Start Data

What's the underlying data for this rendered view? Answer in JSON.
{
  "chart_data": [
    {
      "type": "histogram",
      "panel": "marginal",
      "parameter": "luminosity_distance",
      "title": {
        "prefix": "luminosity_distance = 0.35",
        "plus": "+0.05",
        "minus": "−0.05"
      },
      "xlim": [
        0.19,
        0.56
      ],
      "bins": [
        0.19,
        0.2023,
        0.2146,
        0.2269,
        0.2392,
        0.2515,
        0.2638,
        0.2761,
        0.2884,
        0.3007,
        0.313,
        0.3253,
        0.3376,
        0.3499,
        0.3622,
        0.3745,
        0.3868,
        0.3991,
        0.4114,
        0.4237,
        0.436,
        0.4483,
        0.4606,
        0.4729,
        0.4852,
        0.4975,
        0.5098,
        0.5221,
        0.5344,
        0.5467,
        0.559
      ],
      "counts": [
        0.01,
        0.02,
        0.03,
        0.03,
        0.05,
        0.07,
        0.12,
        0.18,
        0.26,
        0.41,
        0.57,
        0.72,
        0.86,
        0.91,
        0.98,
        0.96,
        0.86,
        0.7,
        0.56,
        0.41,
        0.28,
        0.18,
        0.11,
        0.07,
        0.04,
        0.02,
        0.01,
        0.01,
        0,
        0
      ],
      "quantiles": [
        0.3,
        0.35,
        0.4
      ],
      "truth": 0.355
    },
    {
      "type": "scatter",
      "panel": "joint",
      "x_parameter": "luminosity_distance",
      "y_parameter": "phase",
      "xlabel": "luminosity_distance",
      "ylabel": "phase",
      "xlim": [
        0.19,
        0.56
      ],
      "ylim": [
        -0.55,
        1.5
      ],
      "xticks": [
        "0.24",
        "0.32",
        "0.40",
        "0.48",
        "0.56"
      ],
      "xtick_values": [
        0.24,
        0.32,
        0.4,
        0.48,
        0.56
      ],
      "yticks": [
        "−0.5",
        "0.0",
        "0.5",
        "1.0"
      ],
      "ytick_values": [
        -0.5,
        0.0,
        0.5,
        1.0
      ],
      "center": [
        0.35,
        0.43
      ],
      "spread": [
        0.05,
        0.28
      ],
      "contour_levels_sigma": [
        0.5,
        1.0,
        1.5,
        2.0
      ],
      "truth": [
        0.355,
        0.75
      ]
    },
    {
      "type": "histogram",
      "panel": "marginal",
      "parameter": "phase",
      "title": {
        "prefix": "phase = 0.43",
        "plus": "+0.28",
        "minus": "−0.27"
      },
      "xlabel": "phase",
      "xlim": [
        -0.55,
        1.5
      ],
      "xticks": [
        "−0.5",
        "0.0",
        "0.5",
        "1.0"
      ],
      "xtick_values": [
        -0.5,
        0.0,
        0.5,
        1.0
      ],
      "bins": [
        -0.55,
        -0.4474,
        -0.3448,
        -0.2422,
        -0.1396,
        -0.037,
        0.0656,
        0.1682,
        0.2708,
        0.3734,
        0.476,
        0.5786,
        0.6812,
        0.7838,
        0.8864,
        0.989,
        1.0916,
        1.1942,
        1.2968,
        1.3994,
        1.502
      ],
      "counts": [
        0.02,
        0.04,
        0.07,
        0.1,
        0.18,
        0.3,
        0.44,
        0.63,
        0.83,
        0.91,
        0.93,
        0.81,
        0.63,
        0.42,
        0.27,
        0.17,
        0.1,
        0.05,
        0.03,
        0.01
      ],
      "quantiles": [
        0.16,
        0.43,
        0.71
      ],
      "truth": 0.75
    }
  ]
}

End Data

*Work to do*. Write out every entry above, word for word.

*Solved exercise*.
What's the underlying data for this rendered view? Answer in JSON.
{
  "chart_data": [
    {
      "type": "histogram",
      "panel": "marginal",
      "parameter": "luminosity_distance",
      "title": {
        "prefix": "luminosity_distance = 0.35",
        "plus": "+0.05",
        "minus": "−0.05"
      },
      "xlim": [
        0.19,
        0.56
      ],
      "bins": [
        0.19,
        0.2023,
        0.2146,
        0.2269,
        0.2392,
        0.2515,
        0.2638,
        0.2761,
        0.2884,
        0.3007,
        0.313,
        0.3253,
        0.3376,
        0.3499,
        0.3622,
        0.3745,
        0.3868,
        0.3991,
        0.4114,
        0.4237,
        0.436,
        0.4483,
        0.4606,
        0.4729,
        0.4852,
        0.4975,
        0.5098,
        0.5221,
        0.5344,
        0.5467,
        0.559
      ],
      "counts": [
        0.01,
        0.02,
        0.03,
        0.03,
        0.05,
        0.07,
        0.12,
        0.18,
        0.26,
        0.41,
        0.57,
        0.72,
        0.86,
        0.91,
        0.98,
        0.96,
        0.86,
        0.7,
        0.56,
        0.41,
        0.28,
        0.18,
        0.11,
        0.07,
        0.04,
        0.02,
        0.01,
        0.01,
        0,
        0
      ],
      "quantiles": [
        0.3,
        0.35,
        0.4
      ],
      "truth": 0.355
    },
    {
      "type": "scatter",
      "panel": "joint",
      "x_parameter": "luminosity_distance",
      "y_parameter": "phase",
      "xlabel": "luminosity_distance",
      "ylabel": "phase",
      "xlim": [
        0.19,
        0.56
      ],
      "ylim": [
        -0.55,
        1.5
      ],
      "xticks": [
        "0.24",
        "0.32",
        "0.40",
        "0.48",
        "0.56"
      ],
      "xtick_values": [
        0.24,
        0.32,
        0.4,
        0.48,
        0.56
      ],
      "yticks": [
        "−0.5",
        "0.0",
        "0.5",
        "1.0"
      ],
      "ytick_values": [
        -0.5,
        0.0,
        0.5,
        1.0
      ],
      "center": [
        0.35,
        0.43
      ],
      "spread": [
        0.05,
        0.28
      ],
      "contour_levels_sigma": [
        0.5,
        1.0,
        1.5,
        2.0
      ],
      "truth": [
        0.355,
        0.75
      ]
    },
    {
      "type": "histogram",
      "panel": "marginal",
      "parameter": "phase",
      "title": {
        "prefix": "phase = 0.43",
        "plus": "+0.28",
        "minus": "−0.27"
      },
      "xlabel": "phase",
      "xlim": [
        -0.55,
        1.5
      ],
      "xticks": [
        "−0.5",
        "0.0",
        "0.5",
        "1.0"
      ],
      "xtick_values": [
        -0.5,
        0.0,
        0.5,
        1.0
      ],
      "bins": [
        -0.55,
        -0.4474,
        -0.3448,
        -0.2422,
        -0.1396,
        -0.037,
        0.0656,
        0.1682,
        0.2708,
        0.3734,
        0.476,
        0.5786,
        0.6812,
        0.7838,
        0.8864,
        0.989,
        1.0916,
        1.1942,
        1.2968,
        1.3994,
        1.502
      ],
      "counts": [
        0.02,
        0.04,
        0.07,
        0.1,
        0.18,
        0.3,
        0.44,
        0.63,
        0.83,
        0.91,
        0.93,
        0.81,
        0.63,
        0.42,
        0.27,
        0.17,
        0.1,
        0.05,
        0.03,
        0.01
      ],
      "quantiles": [
        0.16,
        0.43,
        0.71
      ],
      "truth": 0.75
    }
  ]
}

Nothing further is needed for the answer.